━━ ROWS

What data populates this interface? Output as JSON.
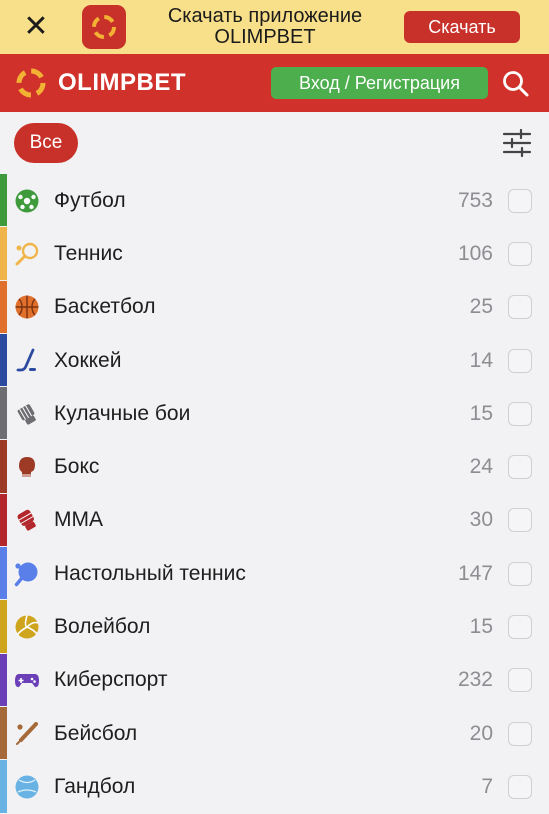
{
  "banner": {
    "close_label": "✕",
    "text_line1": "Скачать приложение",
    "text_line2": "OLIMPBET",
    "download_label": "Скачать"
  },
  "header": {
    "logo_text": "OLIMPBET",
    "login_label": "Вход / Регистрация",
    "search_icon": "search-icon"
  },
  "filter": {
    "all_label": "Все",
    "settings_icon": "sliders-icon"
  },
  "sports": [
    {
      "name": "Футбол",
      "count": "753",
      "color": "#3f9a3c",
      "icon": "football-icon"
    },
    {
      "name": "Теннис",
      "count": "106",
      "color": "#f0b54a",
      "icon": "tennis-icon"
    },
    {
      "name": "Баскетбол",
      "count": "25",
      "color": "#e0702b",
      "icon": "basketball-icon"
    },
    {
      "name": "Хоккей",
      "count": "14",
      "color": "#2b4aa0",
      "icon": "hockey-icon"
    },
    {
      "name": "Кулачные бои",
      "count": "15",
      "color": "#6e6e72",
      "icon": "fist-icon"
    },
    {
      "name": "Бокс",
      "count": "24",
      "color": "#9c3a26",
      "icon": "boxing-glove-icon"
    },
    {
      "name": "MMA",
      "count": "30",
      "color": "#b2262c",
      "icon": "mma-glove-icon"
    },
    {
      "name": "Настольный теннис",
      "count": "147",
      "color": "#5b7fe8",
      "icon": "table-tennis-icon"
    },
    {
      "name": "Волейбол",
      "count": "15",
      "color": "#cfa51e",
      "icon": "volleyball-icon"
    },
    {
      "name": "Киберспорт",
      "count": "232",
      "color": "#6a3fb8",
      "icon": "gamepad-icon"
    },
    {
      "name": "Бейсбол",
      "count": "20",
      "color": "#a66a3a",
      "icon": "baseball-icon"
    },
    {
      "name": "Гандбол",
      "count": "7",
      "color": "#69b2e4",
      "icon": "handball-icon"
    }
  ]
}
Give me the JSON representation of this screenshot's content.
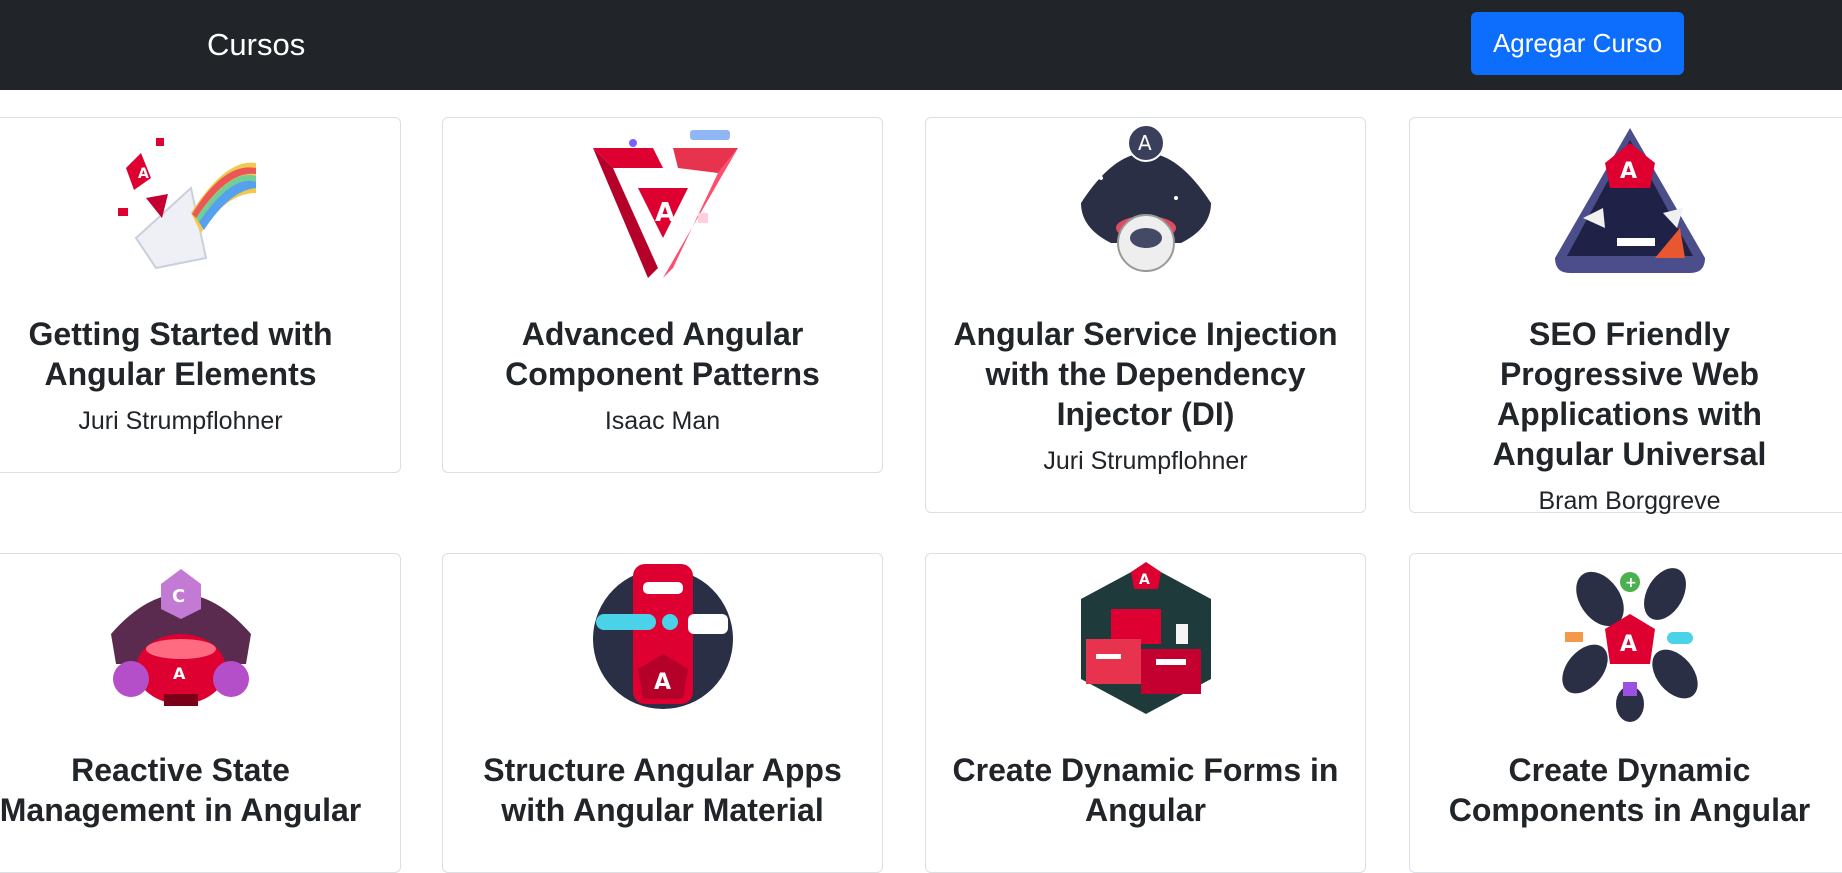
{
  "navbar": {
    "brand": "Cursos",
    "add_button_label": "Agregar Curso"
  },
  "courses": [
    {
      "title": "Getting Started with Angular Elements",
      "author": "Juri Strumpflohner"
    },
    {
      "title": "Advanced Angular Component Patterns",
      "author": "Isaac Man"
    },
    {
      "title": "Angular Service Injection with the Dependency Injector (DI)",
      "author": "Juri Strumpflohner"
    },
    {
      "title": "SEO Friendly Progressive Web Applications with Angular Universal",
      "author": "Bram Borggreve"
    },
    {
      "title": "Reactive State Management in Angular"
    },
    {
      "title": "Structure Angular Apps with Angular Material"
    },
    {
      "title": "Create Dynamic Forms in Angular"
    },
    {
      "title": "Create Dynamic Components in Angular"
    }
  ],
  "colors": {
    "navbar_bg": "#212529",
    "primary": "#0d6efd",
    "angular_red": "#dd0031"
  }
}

━━━━

● SET TASK: Copy out each line word for word, please, skipping the images.

● OUTPUT OF THE TASK:
What data populates this interface? Output as JSON.
{
  "banner": {
    "close_label": "✕",
    "text_line1": "Скачать приложение",
    "text_line2": "OLIMPBET",
    "download_label": "Скачать"
  },
  "header": {
    "logo_text": "OLIMPBET",
    "login_label": "Вход / Регистрация",
    "search_icon": "search-icon"
  },
  "filter": {
    "all_label": "Все",
    "settings_icon": "sliders-icon"
  },
  "sports": [
    {
      "name": "Футбол",
      "count": "753",
      "color": "#3f9a3c",
      "icon": "football-icon"
    },
    {
      "name": "Теннис",
      "count": "106",
      "color": "#f0b54a",
      "icon": "tennis-icon"
    },
    {
      "name": "Баскетбол",
      "count": "25",
      "color": "#e0702b",
      "icon": "basketball-icon"
    },
    {
      "name": "Хоккей",
      "count": "14",
      "color": "#2b4aa0",
      "icon": "hockey-icon"
    },
    {
      "name": "Кулачные бои",
      "count": "15",
      "color": "#6e6e72",
      "icon": "fist-icon"
    },
    {
      "name": "Бокс",
      "count": "24",
      "color": "#9c3a26",
      "icon": "boxing-glove-icon"
    },
    {
      "name": "MMA",
      "count": "30",
      "color": "#b2262c",
      "icon": "mma-glove-icon"
    },
    {
      "name": "Настольный теннис",
      "count": "147",
      "color": "#5b7fe8",
      "icon": "table-tennis-icon"
    },
    {
      "name": "Волейбол",
      "count": "15",
      "color": "#cfa51e",
      "icon": "volleyball-icon"
    },
    {
      "name": "Киберспорт",
      "count": "232",
      "color": "#6a3fb8",
      "icon": "gamepad-icon"
    },
    {
      "name": "Бейсбол",
      "count": "20",
      "color": "#a66a3a",
      "icon": "baseball-icon"
    },
    {
      "name": "Гандбол",
      "count": "7",
      "color": "#69b2e4",
      "icon": "handball-icon"
    }
  ]
}
Give me the JSON representation of this screenshot's content.
{
  "navbar": {
    "brand": "Cursos",
    "add_button_label": "Agregar Curso"
  },
  "courses": [
    {
      "title": "Getting Started with Angular Elements",
      "author": "Juri Strumpflohner"
    },
    {
      "title": "Advanced Angular Component Patterns",
      "author": "Isaac Man"
    },
    {
      "title": "Angular Service Injection with the Dependency Injector (DI)",
      "author": "Juri Strumpflohner"
    },
    {
      "title": "SEO Friendly Progressive Web Applications with Angular Universal",
      "author": "Bram Borggreve"
    },
    {
      "title": "Reactive State Management in Angular"
    },
    {
      "title": "Structure Angular Apps with Angular Material"
    },
    {
      "title": "Create Dynamic Forms in Angular"
    },
    {
      "title": "Create Dynamic Components in Angular"
    }
  ],
  "colors": {
    "navbar_bg": "#212529",
    "primary": "#0d6efd",
    "angular_red": "#dd0031"
  }
}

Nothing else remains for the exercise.